** Start of GIVEN DATA **

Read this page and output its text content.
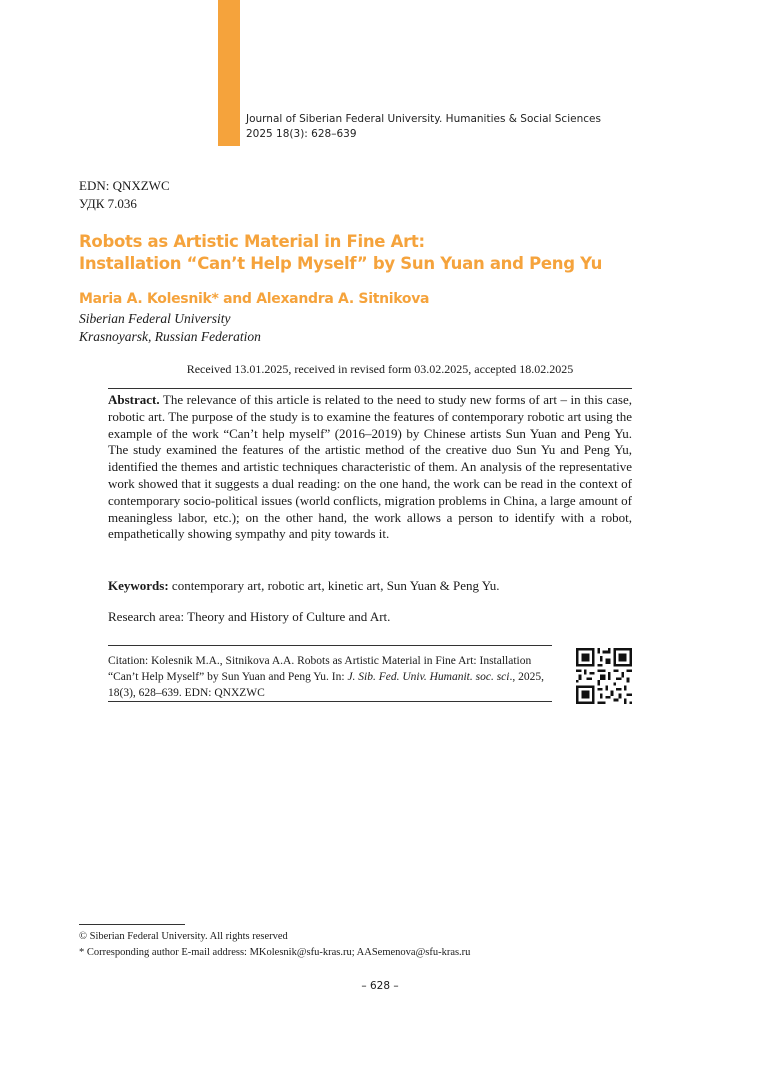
Journal of Siberian Federal University. Humanities & Social Sciences
2025 18(3): 628–639
EDN: QNXZWC
УДК 7.036
Robots as Artistic Material in Fine Art:
Installation “Can’t Help Myself” by Sun Yuan and Peng Yu
Maria A. Kolesnik* and Alexandra A. Sitnikova
Siberian Federal University
Krasnoyarsk, Russian Federation
Received 13.01.2025, received in revised form 03.02.2025, accepted 18.02.2025
Abstract. The relevance of this article is related to the need to study new forms of art – in this case, robotic art. The purpose of the study is to examine the features of contemporary robotic art using the example of the work “Can’t help myself” (2016–2019) by Chinese artists Sun Yuan and Peng Yu. The study examined the features of the artistic method of the creative duo Sun Yu and Peng Yu, identified the themes and artistic techniques characteristic of them. An analysis of the representative work showed that it suggests a dual reading: on the one hand, the work can be read in the context of contemporary socio-political issues (world conflicts, migration problems in China, a large amount of meaningless labor, etc.); on the other hand, the work allows a person to identify with a robot, empathetically showing sympathy and pity towards it.
Keywords: contemporary art, robotic art, kinetic art, Sun Yuan & Peng Yu.
Research area: Theory and History of Culture and Art.
Citation: Kolesnik M.A., Sitnikova A.A. Robots as Artistic Material in Fine Art: Installation “Can’t Help Myself” by Sun Yuan and Peng Yu. In: J. Sib. Fed. Univ. Humanit. soc. sci., 2025, 18(3), 628–639. EDN: QNXZWC
© Siberian Federal University. All rights reserved
* Corresponding author E-mail address: MKolesnik@sfu-kras.ru; AASemenova@sfu-kras.ru
– 628 –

** End of GIVEN DATA **

* YOUR TASK:
Transcribe all entries above exactly. Drop the pictures.

* OUTPUT FOR THIS TASK:
Read this page and output its text content.
Journal of Siberian Federal University. Humanities & Social Sciences
2025 18(3): 628–639
EDN: QNXZWC
УДК 7.036
Robots as Artistic Material in Fine Art:
Installation “Can’t Help Myself” by Sun Yuan and Peng Yu
Maria A. Kolesnik* and Alexandra A. Sitnikova
Siberian Federal University
Krasnoyarsk, Russian Federation
Received 13.01.2025, received in revised form 03.02.2025, accepted 18.02.2025
Abstract. The relevance of this article is related to the need to study new forms of art – in this case, robotic art. The purpose of the study is to examine the features of contemporary robotic art using the example of the work “Can’t help myself” (2016–2019) by Chinese artists Sun Yuan and Peng Yu. The study examined the features of the artistic method of the creative duo Sun Yu and Peng Yu, identified the themes and artistic techniques characteristic of them. An analysis of the representative work showed that it suggests a dual reading: on the one hand, the work can be read in the context of contemporary socio-political issues (world conflicts, migration problems in China, a large amount of meaningless labor, etc.); on the other hand, the work allows a person to identify with a robot, empathetically showing sympathy and pity towards it.
Keywords: contemporary art, robotic art, kinetic art, Sun Yuan & Peng Yu.
Research area: Theory and History of Culture and Art.
Citation: Kolesnik M.A., Sitnikova A.A. Robots as Artistic Material in Fine Art: Installation “Can’t Help Myself” by Sun Yuan and Peng Yu. In: J. Sib. Fed. Univ. Humanit. soc. sci., 2025, 18(3), 628–639. EDN: QNXZWC
© Siberian Federal University. All rights reserved
* Corresponding author E-mail address: MKolesnik@sfu-kras.ru; AASemenova@sfu-kras.ru
– 628 –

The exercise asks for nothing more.